== Excerpted passage ==
=== Begin Enclosure ===

Encrypt File to PKCS7 .p7m

Delphi example to public-key encrypt a file creating a PKCS#7 .p7m file as output. Also demonstrates how to decrypt the .p7m to recover the original file.

Download Chilkat Crypt ActiveX

uses
    Windows, Messages, SysUtils, Variants, Classes, Graphics, Controls, Forms,
    Dialogs, StdCtrls,
    CHILKATCRYPT2Lib_TLB,
    CHILKATCERTIFICATELib_TLB,
    OleCtrls;

...

procedure TForm1.Button1Click(Sender: TObject);
var
crypt: TChilkatCrypt2;
success: Integer;
encryptCert: TChilkatCert;
inFile: String;
outFile: String;
decrypt: TChilkatCrypt2;
pfxFilename: String;
pfxPassword: String;

begin
crypt := TChilkatCrypt2.Create(Self);

//  Any string argument automatically begins the 30-day trial.
success := crypt.UnlockComponent('30-day trial');
if (success <> 1) then
  begin
    Memo1.Lines.Add(crypt.LastErrorText);
    Exit;
  end;

//  Indicate the public-key encryption is to be used.

=== End Enclosure ===

== Task directions ==
Reproduce the Delphi encryption example word for word, starting at "Delphi example to" and ending at "the original file.". The entries have nothing to do with any of this.

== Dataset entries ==
=== Begin Enclosure ===

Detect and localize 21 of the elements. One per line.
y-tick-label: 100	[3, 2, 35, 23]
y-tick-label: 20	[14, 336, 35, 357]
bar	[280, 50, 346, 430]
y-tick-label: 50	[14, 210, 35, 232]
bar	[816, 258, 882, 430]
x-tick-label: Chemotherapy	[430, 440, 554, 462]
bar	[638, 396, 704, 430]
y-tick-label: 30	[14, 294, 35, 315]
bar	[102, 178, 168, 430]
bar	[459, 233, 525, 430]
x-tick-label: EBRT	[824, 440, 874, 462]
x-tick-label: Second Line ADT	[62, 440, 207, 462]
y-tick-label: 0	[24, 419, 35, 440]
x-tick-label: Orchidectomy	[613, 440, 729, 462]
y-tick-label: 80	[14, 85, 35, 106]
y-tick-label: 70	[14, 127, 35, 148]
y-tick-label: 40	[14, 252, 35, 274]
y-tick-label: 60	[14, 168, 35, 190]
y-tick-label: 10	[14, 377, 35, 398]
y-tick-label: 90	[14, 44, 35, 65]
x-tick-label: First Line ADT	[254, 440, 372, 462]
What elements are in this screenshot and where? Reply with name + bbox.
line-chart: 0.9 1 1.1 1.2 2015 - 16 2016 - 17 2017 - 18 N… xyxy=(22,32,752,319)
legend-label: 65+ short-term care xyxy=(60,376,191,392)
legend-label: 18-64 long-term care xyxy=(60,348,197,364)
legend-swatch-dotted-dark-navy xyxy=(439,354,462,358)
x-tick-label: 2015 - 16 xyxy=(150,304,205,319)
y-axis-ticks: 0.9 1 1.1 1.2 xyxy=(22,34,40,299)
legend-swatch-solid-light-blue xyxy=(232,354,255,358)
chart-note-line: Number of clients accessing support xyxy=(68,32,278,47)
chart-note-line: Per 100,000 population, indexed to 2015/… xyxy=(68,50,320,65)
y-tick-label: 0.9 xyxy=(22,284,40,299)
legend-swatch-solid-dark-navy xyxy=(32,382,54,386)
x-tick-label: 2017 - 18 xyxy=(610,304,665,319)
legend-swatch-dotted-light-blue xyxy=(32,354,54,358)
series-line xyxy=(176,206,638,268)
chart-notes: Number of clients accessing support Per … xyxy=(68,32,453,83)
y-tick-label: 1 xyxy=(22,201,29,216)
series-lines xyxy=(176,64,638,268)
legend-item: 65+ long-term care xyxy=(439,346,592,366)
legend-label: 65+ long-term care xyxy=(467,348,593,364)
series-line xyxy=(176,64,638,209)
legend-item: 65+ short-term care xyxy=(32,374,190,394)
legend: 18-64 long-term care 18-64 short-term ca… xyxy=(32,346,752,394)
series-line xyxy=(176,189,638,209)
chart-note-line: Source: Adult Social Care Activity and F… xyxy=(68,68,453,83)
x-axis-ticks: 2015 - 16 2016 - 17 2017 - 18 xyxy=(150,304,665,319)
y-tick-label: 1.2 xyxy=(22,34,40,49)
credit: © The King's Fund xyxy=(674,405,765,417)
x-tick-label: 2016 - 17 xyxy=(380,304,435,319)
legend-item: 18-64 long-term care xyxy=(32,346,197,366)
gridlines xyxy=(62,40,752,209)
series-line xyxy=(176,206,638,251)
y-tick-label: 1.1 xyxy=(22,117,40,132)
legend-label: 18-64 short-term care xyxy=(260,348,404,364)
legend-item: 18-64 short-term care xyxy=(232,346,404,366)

=== End Enclosure ===

== Exercise answer ==
Delphi example to public-key encrypt a file creating a PKCS#7 .p7m file as output. Also demonstrates how to decrypt the .p7m to recover the original file.